%%

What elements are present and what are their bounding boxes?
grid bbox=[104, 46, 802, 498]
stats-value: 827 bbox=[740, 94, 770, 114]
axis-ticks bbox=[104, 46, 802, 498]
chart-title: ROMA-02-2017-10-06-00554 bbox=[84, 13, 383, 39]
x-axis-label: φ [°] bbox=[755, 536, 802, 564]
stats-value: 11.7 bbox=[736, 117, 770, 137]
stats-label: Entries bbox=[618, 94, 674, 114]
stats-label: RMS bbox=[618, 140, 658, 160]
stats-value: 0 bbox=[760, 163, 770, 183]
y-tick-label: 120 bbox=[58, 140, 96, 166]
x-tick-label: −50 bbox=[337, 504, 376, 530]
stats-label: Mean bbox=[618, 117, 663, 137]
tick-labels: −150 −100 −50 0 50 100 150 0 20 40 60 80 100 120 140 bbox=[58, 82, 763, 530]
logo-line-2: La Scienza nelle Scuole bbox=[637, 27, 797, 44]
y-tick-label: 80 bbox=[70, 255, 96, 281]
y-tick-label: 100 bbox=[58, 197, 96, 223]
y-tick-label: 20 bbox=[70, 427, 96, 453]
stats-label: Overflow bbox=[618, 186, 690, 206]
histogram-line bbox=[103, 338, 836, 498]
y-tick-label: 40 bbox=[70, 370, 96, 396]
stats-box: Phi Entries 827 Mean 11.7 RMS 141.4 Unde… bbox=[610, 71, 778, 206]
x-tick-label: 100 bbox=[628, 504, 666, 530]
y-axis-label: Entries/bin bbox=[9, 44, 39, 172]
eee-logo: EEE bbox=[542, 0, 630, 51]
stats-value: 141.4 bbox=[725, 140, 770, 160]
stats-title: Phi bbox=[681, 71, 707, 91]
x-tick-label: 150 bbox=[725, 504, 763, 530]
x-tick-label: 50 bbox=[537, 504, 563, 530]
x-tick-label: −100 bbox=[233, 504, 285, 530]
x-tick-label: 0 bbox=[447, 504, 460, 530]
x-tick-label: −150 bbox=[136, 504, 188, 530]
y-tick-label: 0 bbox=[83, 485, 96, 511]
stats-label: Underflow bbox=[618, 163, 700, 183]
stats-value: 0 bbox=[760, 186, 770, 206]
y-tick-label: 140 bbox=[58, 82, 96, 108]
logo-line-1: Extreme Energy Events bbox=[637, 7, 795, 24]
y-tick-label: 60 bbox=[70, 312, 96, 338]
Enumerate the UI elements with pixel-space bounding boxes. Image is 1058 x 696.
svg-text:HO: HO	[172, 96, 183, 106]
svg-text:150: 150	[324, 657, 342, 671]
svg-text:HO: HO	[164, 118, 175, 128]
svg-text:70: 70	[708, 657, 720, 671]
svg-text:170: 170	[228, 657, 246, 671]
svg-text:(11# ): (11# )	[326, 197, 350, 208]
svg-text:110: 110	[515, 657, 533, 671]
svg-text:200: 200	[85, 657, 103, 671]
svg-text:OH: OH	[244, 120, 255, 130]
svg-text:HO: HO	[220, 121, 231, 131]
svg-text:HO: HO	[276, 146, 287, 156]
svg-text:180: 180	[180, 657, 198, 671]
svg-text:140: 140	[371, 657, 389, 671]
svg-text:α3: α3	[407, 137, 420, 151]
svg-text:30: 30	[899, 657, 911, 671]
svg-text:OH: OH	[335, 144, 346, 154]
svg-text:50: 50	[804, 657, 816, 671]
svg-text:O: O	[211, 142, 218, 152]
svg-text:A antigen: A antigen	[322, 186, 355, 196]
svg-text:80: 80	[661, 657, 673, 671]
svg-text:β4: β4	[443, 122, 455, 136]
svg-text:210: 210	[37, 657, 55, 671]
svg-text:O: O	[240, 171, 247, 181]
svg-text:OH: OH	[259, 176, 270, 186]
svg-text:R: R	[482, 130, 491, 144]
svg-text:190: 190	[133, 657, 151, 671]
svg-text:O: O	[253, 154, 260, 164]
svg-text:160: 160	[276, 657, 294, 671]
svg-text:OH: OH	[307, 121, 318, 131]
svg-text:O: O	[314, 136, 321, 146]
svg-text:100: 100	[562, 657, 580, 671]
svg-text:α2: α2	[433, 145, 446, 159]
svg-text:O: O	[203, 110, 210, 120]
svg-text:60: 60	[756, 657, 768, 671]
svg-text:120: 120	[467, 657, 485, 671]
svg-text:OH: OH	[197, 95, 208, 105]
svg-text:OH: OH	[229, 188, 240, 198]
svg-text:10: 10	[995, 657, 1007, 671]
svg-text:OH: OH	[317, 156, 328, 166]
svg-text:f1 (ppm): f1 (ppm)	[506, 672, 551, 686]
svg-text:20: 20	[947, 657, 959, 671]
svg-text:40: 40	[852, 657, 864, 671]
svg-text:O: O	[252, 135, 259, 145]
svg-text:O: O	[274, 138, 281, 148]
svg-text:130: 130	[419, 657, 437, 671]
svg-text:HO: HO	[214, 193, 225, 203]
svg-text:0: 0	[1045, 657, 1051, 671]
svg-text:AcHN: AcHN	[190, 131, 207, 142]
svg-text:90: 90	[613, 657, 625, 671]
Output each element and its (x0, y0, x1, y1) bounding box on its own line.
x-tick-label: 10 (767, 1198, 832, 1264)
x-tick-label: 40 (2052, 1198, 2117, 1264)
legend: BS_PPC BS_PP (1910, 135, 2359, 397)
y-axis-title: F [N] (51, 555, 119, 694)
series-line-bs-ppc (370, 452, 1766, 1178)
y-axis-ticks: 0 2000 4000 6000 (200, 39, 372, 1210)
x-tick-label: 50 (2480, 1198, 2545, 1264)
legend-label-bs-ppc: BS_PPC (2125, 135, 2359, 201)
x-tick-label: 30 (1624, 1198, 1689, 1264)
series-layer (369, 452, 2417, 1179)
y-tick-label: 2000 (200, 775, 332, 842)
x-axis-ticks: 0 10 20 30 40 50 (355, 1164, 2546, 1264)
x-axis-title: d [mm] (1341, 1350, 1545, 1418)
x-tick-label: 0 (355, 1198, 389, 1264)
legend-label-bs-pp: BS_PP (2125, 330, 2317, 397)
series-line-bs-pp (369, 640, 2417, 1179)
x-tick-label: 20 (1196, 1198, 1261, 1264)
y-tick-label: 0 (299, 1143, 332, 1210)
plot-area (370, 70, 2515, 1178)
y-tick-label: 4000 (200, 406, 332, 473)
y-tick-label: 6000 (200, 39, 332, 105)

%%

Prompt:
Reproduce the rows above verbatim, from the very first row through the row containing "657, 246, 671]", including that row.

Solved exercise:
What elements are present and what are their bounding boxes?
grid bbox=[104, 46, 802, 498]
stats-value: 827 bbox=[740, 94, 770, 114]
axis-ticks bbox=[104, 46, 802, 498]
chart-title: ROMA-02-2017-10-06-00554 bbox=[84, 13, 383, 39]
x-axis-label: φ [°] bbox=[755, 536, 802, 564]
stats-value: 11.7 bbox=[736, 117, 770, 137]
stats-label: Entries bbox=[618, 94, 674, 114]
stats-label: RMS bbox=[618, 140, 658, 160]
stats-value: 0 bbox=[760, 163, 770, 183]
y-tick-label: 120 bbox=[58, 140, 96, 166]
x-tick-label: −50 bbox=[337, 504, 376, 530]
stats-label: Mean bbox=[618, 117, 663, 137]
tick-labels: −150 −100 −50 0 50 100 150 0 20 40 60 80 100 120 140 bbox=[58, 82, 763, 530]
logo-line-2: La Scienza nelle Scuole bbox=[637, 27, 797, 44]
y-tick-label: 80 bbox=[70, 255, 96, 281]
y-tick-label: 100 bbox=[58, 197, 96, 223]
y-tick-label: 20 bbox=[70, 427, 96, 453]
stats-label: Overflow bbox=[618, 186, 690, 206]
histogram-line bbox=[103, 338, 836, 498]
y-tick-label: 40 bbox=[70, 370, 96, 396]
stats-box: Phi Entries 827 Mean 11.7 RMS 141.4 Unde… bbox=[610, 71, 778, 206]
x-tick-label: 100 bbox=[628, 504, 666, 530]
y-axis-label: Entries/bin bbox=[9, 44, 39, 172]
eee-logo: EEE bbox=[542, 0, 630, 51]
stats-value: 141.4 bbox=[725, 140, 770, 160]
stats-title: Phi bbox=[681, 71, 707, 91]
x-tick-label: 150 bbox=[725, 504, 763, 530]
x-tick-label: 50 bbox=[537, 504, 563, 530]
x-tick-label: −100 bbox=[233, 504, 285, 530]
x-tick-label: 0 bbox=[447, 504, 460, 530]
x-tick-label: −150 bbox=[136, 504, 188, 530]
y-tick-label: 0 bbox=[83, 485, 96, 511]
stats-label: Underflow bbox=[618, 163, 700, 183]
stats-value: 0 bbox=[760, 186, 770, 206]
y-tick-label: 140 bbox=[58, 82, 96, 108]
logo-line-1: Extreme Energy Events bbox=[637, 7, 795, 24]
y-tick-label: 60 bbox=[70, 312, 96, 338]
Enumerate the UI elements with pixel-space bounding boxes. Image is 1058 x 696.
svg-text:HO: HO	[172, 96, 183, 106]
svg-text:150: 150	[324, 657, 342, 671]
svg-text:HO: HO	[164, 118, 175, 128]
svg-text:70: 70	[708, 657, 720, 671]
svg-text:170: 170	[228, 657, 246, 671]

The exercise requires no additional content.